__Work to be completed__: All entries must be extracted exactly, with nothing added or dropped.

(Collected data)
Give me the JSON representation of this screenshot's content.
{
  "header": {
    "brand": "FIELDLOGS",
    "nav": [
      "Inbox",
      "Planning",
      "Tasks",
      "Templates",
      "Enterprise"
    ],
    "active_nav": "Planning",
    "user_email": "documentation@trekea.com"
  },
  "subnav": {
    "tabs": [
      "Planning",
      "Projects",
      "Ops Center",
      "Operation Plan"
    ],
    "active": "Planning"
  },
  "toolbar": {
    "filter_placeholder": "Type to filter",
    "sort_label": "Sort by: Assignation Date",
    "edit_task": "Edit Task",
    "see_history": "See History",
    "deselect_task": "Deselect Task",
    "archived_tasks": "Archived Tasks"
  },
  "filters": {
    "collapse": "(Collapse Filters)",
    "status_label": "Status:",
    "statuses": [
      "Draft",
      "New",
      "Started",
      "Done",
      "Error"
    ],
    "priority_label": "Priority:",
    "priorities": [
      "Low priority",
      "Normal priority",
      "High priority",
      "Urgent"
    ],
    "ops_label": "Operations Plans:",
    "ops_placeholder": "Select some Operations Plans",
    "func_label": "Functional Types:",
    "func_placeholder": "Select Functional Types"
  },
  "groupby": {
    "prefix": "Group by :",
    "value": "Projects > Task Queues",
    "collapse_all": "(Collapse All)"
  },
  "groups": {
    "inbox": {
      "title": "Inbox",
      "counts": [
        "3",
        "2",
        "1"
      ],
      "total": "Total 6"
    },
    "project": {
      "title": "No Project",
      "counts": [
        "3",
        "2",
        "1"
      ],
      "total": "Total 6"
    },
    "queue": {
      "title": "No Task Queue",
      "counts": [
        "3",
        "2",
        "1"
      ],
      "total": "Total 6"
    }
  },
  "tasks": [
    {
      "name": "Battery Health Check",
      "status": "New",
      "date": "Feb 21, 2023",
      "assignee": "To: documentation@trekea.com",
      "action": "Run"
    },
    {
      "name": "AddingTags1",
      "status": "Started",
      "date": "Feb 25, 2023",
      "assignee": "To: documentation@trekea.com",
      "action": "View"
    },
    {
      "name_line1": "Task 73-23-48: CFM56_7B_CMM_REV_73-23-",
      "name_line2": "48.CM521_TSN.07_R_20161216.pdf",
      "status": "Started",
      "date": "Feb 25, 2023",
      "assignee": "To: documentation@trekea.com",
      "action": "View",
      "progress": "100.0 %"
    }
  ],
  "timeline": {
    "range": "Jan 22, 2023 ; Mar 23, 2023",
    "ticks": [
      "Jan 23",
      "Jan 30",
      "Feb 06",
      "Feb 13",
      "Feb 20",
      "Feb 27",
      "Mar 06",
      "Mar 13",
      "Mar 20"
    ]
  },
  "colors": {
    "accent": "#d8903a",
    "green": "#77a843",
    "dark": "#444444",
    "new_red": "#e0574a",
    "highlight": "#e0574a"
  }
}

__Worked solution__:
Give me the JSON representation of this screenshot's content.
{
  "header": {
    "brand": "FIELDLOGS",
    "nav": [
      "Inbox",
      "Planning",
      "Tasks",
      "Templates",
      "Enterprise"
    ],
    "active_nav": "Planning",
    "user_email": "documentation@trekea.com"
  },
  "subnav": {
    "tabs": [
      "Planning",
      "Projects",
      "Ops Center",
      "Operation Plan"
    ],
    "active": "Planning"
  },
  "toolbar": {
    "filter_placeholder": "Type to filter",
    "sort_label": "Sort by: Assignation Date",
    "edit_task": "Edit Task",
    "see_history": "See History",
    "deselect_task": "Deselect Task",
    "archived_tasks": "Archived Tasks"
  },
  "filters": {
    "collapse": "(Collapse Filters)",
    "status_label": "Status:",
    "statuses": [
      "Draft",
      "New",
      "Started",
      "Done",
      "Error"
    ],
    "priority_label": "Priority:",
    "priorities": [
      "Low priority",
      "Normal priority",
      "High priority",
      "Urgent"
    ],
    "ops_label": "Operations Plans:",
    "ops_placeholder": "Select some Operations Plans",
    "func_label": "Functional Types:",
    "func_placeholder": "Select Functional Types"
  },
  "groupby": {
    "prefix": "Group by :",
    "value": "Projects > Task Queues",
    "collapse_all": "(Collapse All)"
  },
  "groups": {
    "inbox": {
      "title": "Inbox",
      "counts": [
        "3",
        "2",
        "1"
      ],
      "total": "Total 6"
    },
    "project": {
      "title": "No Project",
      "counts": [
        "3",
        "2",
        "1"
      ],
      "total": "Total 6"
    },
    "queue": {
      "title": "No Task Queue",
      "counts": [
        "3",
        "2",
        "1"
      ],
      "total": "Total 6"
    }
  },
  "tasks": [
    {
      "name": "Battery Health Check",
      "status": "New",
      "date": "Feb 21, 2023",
      "assignee": "To: documentation@trekea.com",
      "action": "Run"
    },
    {
      "name": "AddingTags1",
      "status": "Started",
      "date": "Feb 25, 2023",
      "assignee": "To: documentation@trekea.com",
      "action": "View"
    },
    {
      "name_line1": "Task 73-23-48: CFM56_7B_CMM_REV_73-23-",
      "name_line2": "48.CM521_TSN.07_R_20161216.pdf",
      "status": "Started",
      "date": "Feb 25, 2023",
      "assignee": "To: documentation@trekea.com",
      "action": "View",
      "progress": "100.0 %"
    }
  ],
  "timeline": {
    "range": "Jan 22, 2023 ; Mar 23, 2023",
    "ticks": [
      "Jan 23",
      "Jan 30",
      "Feb 06",
      "Feb 13",
      "Feb 20",
      "Feb 27",
      "Mar 06",
      "Mar 13",
      "Mar 20"
    ]
  },
  "colors": {
    "accent": "#d8903a",
    "green": "#77a843",
    "dark": "#444444",
    "new_red": "#e0574a",
    "highlight": "#e0574a"
  }
}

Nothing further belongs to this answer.